◆ **Task data**
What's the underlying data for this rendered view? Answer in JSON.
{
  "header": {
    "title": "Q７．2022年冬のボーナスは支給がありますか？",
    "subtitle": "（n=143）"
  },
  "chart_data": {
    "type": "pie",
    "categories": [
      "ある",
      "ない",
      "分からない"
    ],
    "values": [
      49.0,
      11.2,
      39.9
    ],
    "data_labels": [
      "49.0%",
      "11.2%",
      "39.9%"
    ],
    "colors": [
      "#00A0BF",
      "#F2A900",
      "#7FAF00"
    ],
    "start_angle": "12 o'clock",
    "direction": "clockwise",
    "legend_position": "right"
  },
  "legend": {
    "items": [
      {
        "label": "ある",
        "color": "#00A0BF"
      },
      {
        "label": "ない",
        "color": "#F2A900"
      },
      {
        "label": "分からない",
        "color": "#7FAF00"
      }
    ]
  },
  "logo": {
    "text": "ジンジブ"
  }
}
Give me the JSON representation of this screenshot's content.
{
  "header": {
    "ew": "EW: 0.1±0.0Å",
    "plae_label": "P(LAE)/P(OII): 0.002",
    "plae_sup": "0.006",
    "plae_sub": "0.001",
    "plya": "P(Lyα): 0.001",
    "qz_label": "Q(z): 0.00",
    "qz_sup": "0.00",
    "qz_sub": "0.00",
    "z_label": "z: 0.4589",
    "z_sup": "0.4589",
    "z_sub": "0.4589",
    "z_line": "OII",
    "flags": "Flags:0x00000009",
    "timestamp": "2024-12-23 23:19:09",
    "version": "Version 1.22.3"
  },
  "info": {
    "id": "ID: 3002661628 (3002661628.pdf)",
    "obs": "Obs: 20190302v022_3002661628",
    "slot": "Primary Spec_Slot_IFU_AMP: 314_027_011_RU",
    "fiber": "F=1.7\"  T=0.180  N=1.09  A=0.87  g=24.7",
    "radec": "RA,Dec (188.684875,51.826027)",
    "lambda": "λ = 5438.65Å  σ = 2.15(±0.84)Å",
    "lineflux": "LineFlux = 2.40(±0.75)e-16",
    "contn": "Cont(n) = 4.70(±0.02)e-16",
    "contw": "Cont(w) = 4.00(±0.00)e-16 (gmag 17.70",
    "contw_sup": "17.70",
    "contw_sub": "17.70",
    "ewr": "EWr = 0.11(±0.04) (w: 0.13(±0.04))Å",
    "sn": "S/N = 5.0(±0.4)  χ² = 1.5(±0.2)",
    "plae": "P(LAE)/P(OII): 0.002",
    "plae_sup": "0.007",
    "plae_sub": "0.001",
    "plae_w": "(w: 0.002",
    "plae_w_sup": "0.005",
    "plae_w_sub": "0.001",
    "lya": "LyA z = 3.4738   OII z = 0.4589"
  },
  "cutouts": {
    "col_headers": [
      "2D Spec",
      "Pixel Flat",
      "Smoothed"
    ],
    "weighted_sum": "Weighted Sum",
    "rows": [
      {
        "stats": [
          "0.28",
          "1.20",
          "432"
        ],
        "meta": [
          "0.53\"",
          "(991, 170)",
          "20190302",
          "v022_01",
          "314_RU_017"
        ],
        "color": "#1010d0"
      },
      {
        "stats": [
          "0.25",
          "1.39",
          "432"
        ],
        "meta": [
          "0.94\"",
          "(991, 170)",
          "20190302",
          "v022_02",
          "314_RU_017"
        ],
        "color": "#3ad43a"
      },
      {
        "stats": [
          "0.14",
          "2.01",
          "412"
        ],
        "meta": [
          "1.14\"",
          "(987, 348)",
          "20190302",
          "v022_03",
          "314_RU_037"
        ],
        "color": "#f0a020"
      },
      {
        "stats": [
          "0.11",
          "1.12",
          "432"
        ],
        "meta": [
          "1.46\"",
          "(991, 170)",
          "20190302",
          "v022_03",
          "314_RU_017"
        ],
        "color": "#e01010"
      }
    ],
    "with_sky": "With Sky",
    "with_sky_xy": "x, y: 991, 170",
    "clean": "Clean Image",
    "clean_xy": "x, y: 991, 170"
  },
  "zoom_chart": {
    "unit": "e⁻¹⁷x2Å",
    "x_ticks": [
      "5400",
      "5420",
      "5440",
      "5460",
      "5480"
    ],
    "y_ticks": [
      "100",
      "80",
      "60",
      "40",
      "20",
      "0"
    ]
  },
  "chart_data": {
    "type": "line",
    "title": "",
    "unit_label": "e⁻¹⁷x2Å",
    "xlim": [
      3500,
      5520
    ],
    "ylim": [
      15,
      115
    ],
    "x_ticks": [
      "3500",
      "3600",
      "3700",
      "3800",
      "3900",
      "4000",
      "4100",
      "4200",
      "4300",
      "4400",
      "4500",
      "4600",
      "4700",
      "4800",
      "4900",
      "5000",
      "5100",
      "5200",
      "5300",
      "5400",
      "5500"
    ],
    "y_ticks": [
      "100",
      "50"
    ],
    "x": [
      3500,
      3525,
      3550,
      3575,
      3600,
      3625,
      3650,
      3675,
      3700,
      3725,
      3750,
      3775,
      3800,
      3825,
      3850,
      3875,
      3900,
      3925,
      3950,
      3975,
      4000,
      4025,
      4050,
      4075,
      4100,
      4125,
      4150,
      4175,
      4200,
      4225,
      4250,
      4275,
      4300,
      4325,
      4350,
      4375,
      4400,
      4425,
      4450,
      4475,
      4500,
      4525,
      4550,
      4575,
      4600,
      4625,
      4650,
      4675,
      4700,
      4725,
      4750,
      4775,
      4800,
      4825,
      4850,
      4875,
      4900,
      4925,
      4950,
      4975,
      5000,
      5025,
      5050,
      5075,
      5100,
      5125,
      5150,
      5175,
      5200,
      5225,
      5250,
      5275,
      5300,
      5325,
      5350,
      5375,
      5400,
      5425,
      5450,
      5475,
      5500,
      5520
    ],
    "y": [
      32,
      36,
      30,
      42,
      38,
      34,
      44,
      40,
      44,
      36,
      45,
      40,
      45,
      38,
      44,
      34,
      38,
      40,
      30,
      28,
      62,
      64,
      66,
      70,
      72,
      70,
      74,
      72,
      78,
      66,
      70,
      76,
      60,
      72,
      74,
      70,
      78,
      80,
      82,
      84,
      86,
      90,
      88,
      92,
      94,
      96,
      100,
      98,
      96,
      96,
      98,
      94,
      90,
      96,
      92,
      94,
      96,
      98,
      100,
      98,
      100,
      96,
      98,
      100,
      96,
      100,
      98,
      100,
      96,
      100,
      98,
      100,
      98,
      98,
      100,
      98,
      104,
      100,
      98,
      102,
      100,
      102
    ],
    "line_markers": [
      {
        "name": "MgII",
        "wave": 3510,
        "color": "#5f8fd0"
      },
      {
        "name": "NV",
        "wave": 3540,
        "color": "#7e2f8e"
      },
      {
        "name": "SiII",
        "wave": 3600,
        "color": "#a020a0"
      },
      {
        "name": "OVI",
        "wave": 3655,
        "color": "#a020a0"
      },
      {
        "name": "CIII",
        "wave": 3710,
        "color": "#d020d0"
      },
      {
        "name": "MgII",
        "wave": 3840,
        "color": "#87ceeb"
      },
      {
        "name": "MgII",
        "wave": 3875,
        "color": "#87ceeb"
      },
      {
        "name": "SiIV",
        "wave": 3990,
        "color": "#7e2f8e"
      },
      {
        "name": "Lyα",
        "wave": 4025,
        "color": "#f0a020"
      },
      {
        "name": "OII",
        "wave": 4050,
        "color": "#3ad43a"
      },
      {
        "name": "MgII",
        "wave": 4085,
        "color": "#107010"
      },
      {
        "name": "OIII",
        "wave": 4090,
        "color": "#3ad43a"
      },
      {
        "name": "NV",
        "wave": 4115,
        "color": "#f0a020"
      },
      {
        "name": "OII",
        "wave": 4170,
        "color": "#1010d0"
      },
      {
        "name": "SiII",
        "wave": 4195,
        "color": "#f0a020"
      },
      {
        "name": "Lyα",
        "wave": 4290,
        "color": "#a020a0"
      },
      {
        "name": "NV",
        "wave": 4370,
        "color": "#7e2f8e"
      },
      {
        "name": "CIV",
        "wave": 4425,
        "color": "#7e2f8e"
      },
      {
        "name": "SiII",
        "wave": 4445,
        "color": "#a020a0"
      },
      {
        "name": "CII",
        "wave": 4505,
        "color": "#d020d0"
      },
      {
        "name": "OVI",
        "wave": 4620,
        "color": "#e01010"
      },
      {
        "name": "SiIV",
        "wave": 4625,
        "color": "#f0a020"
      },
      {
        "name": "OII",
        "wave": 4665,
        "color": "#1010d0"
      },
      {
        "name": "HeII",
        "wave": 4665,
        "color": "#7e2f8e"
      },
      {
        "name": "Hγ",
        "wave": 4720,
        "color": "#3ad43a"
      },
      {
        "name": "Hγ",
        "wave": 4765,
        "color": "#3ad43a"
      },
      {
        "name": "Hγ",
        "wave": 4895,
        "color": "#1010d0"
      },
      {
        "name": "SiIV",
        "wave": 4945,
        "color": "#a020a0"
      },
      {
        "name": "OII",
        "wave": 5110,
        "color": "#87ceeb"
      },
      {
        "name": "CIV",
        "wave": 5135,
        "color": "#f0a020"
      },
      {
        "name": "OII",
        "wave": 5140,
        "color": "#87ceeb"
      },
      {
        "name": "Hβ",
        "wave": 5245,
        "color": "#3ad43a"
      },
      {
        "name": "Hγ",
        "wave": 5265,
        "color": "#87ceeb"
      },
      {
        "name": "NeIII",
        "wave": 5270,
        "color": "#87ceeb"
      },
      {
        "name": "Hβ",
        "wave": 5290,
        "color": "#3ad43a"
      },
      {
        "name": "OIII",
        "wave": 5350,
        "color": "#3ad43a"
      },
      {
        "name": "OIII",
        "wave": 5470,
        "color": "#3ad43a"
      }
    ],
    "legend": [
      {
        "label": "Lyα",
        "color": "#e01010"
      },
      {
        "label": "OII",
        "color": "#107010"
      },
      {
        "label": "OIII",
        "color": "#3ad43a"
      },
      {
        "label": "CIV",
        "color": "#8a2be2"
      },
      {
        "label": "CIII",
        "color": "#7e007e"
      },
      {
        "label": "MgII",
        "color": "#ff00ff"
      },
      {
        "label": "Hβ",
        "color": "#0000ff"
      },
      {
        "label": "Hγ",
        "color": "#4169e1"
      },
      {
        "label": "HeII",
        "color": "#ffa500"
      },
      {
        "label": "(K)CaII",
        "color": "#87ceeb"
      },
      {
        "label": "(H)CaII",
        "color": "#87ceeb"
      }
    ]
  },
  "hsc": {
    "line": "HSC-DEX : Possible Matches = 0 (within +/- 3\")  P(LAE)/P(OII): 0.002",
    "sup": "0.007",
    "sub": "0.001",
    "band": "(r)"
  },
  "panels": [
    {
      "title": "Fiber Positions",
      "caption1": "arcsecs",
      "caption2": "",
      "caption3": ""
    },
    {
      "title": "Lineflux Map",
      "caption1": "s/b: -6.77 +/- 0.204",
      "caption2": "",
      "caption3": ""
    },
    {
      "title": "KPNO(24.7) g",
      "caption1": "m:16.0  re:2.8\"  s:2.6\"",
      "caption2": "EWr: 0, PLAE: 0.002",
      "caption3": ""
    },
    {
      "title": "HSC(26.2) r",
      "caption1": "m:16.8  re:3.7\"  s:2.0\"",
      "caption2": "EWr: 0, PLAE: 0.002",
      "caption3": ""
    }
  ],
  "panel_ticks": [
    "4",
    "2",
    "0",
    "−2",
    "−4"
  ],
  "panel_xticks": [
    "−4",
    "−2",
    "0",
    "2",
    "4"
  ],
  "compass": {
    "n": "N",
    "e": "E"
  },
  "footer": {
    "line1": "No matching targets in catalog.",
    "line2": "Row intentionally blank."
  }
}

◆ **Request**
Show all lines from the listing above in which "this" appears.

◆ **Final result**
What's the underlying data for this rendered view? Answer in JSON.
Give me the JSON representation of this screenshot's content.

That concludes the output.